— BEGIN DATA FOR THIS EXERCISE —

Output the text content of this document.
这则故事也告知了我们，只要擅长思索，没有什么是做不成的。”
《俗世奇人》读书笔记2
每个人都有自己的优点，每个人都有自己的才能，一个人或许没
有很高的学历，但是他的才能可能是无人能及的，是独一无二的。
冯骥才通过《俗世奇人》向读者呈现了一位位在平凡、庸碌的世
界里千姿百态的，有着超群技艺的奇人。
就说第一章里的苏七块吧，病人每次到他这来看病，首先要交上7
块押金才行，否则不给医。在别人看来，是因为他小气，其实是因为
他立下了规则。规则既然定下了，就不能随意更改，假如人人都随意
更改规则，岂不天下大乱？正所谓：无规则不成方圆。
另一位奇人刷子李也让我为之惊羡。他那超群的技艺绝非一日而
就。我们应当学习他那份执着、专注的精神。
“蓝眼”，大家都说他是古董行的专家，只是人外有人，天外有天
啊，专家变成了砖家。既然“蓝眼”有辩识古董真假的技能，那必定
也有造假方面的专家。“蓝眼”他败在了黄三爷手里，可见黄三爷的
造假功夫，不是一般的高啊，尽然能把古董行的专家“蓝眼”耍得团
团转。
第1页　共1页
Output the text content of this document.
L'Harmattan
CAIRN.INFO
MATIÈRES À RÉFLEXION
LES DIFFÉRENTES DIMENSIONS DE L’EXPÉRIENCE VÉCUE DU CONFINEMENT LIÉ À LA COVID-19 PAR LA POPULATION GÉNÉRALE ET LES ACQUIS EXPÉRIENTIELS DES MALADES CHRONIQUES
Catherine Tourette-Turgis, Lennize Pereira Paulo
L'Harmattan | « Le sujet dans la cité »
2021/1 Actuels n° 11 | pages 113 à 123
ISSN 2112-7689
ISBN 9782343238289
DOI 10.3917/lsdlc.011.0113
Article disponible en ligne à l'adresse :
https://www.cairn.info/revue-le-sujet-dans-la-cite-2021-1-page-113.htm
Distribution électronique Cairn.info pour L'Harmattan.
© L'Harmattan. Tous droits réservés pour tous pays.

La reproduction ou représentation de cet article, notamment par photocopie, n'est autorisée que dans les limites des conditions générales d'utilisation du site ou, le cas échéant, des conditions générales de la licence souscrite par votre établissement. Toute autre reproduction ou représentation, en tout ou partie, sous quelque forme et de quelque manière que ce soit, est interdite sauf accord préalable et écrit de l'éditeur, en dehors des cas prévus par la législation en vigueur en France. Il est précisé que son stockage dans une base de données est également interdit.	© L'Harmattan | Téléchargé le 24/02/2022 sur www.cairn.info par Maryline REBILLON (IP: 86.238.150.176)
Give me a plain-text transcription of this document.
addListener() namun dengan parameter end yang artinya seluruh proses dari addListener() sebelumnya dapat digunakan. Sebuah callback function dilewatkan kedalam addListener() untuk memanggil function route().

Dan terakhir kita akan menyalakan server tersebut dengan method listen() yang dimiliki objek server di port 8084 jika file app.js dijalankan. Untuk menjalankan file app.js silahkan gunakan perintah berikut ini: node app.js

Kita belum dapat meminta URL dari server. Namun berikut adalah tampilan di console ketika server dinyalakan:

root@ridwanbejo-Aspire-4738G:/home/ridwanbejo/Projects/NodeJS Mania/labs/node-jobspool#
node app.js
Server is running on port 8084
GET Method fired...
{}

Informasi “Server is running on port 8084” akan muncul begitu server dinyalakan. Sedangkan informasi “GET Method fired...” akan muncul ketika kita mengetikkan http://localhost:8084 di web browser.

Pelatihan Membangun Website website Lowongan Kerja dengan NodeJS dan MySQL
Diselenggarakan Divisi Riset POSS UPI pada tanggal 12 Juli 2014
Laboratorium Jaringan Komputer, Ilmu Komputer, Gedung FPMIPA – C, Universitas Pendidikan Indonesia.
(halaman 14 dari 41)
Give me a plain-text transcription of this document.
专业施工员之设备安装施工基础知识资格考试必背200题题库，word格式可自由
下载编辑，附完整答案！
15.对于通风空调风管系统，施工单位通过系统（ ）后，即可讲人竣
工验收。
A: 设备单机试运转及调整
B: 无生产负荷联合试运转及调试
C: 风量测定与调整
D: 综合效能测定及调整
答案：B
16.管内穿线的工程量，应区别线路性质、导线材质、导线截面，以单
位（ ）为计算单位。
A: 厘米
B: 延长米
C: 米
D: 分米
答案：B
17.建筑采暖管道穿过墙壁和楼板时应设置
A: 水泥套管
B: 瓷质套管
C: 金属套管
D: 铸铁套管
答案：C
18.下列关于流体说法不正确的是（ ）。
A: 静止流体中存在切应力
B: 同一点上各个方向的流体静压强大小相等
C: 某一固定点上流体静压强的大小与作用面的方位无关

— END DATA FOR THIS EXERCISE —

**WRITTEN REQUEST:** Extract every line containing the string "berikut" from the data above.

**EXERCISE SOLUTION:**
Dan terakhir kita akan menyalakan server tersebut dengan method listen() yang dimiliki objek server di port 8084 jika file app.js dijalankan. Untuk menjalankan file app.js silahkan gunakan perintah berikut ini: node app.js
Kita belum dapat meminta URL dari server. Namun berikut adalah tampilan di console ketika server dinyalakan:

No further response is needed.